The request: Count every line in the entries that contains "this". Report that count alone.

Input records:
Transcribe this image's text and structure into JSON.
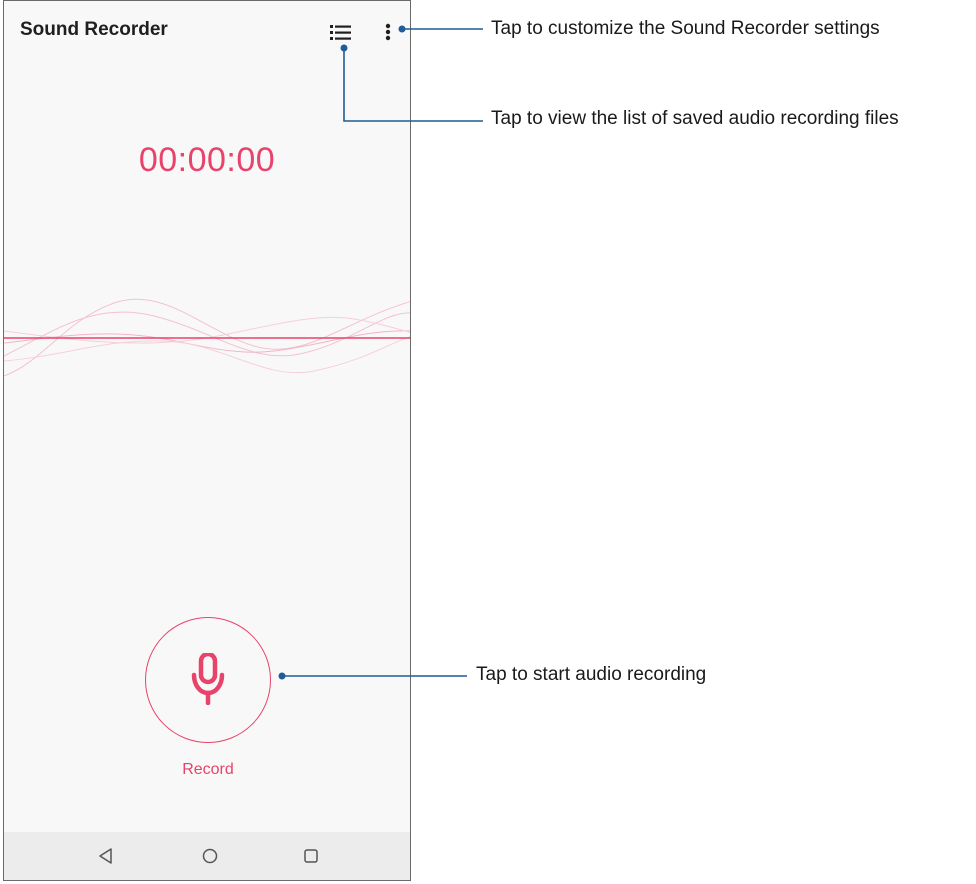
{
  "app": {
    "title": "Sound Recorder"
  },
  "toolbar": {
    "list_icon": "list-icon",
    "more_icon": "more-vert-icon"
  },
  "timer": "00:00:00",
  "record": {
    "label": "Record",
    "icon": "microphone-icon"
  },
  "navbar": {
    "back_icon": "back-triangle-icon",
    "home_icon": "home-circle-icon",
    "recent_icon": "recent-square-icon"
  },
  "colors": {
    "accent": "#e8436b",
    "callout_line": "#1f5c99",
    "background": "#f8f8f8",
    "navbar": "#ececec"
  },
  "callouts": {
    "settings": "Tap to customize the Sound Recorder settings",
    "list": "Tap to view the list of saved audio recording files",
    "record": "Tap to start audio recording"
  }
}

==

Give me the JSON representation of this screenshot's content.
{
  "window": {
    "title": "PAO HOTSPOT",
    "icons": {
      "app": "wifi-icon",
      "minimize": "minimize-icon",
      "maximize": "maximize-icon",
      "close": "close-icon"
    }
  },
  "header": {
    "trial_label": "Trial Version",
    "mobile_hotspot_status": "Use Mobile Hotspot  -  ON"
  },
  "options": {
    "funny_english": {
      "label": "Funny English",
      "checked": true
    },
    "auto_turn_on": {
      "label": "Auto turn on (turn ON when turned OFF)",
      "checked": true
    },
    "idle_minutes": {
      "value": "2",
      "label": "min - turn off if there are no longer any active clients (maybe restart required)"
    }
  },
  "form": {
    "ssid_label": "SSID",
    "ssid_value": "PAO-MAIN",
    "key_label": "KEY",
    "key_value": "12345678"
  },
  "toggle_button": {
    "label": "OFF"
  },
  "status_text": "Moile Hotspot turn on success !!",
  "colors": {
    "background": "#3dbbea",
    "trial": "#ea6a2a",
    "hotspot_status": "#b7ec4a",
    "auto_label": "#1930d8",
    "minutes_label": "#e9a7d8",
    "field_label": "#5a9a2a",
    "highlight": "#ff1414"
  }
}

==

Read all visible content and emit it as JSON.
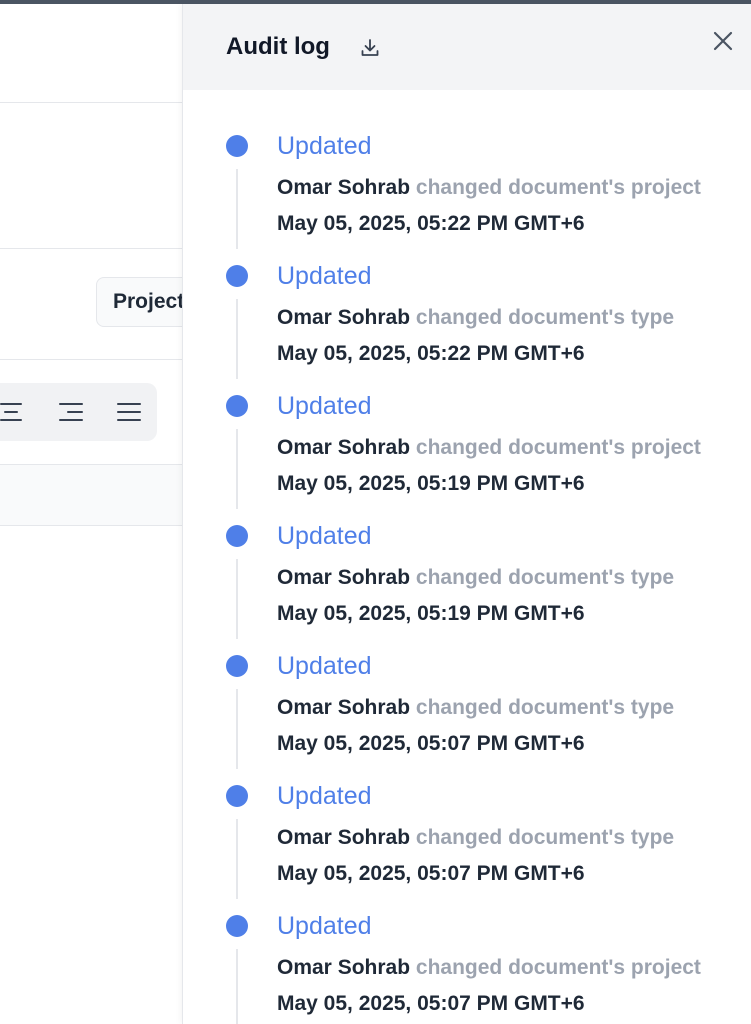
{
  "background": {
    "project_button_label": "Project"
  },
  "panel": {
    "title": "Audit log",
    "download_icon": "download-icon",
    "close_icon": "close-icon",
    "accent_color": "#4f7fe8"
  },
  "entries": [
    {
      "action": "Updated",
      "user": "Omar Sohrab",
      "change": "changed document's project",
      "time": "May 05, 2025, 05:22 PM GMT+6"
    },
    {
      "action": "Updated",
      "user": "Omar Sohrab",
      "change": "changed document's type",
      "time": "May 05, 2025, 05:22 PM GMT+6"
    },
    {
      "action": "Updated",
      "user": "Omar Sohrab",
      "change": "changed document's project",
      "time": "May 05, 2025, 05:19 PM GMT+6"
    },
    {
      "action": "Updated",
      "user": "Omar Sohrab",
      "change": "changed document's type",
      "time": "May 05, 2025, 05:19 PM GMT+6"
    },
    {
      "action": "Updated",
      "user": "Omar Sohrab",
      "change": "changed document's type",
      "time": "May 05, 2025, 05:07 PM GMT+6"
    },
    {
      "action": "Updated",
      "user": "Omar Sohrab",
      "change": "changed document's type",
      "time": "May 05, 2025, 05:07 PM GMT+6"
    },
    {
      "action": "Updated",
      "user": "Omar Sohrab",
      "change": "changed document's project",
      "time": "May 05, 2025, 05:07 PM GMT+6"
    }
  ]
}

Answer to the problem: 2